▸ **Record set**:
# # # #

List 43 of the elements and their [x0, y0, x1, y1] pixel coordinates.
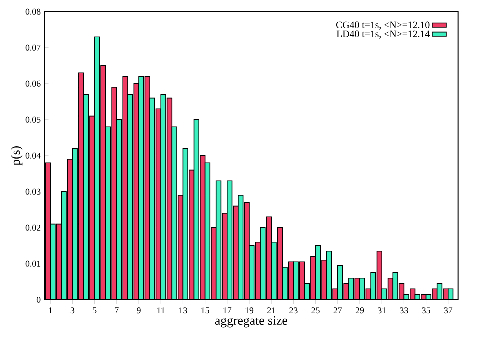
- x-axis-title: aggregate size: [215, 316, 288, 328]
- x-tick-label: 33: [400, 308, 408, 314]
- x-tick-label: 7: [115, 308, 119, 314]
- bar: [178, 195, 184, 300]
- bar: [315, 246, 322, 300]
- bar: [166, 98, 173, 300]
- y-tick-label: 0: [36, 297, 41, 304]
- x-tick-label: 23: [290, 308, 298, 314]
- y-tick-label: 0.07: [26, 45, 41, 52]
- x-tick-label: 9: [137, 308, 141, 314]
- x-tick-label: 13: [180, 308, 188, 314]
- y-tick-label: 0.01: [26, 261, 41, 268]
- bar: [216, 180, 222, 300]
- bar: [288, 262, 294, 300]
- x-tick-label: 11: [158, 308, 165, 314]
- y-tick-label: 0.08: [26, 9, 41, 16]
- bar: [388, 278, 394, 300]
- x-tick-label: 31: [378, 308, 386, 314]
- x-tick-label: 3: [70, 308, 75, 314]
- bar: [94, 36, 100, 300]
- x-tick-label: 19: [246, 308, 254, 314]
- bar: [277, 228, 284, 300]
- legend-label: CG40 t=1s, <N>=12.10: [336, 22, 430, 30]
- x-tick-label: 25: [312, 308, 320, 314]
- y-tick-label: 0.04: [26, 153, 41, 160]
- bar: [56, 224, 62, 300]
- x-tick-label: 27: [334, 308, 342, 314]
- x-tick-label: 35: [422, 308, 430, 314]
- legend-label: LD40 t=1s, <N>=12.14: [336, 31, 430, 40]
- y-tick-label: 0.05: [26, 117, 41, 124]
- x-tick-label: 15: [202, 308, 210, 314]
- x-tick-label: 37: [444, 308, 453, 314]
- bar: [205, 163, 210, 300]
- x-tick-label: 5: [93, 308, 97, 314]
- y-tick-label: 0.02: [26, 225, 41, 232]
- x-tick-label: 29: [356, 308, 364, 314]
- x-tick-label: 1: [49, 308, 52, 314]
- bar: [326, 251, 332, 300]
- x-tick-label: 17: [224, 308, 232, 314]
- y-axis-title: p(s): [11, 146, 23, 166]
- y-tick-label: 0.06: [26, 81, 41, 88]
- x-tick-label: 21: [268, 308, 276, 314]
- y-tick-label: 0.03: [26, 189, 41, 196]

# # # #

▸ **Set exercise**: Revise the items starting at the line that contains "- x-axis-title: aggregate" and ending at the line that contains "- x-tick-label: 23: [290, 308, 298, 314]". Replace "aggregate size" with "cluster size" and leave everything else unchanged.

▸ **Written answer**:
- x-axis-title: cluster size: [215, 316, 288, 328]
- x-tick-label: 33: [400, 308, 408, 314]
- x-tick-label: 7: [115, 308, 119, 314]
- bar: [178, 195, 184, 300]
- bar: [315, 246, 322, 300]
- bar: [166, 98, 173, 300]
- y-tick-label: 0: [36, 297, 41, 304]
- x-tick-label: 23: [290, 308, 298, 314]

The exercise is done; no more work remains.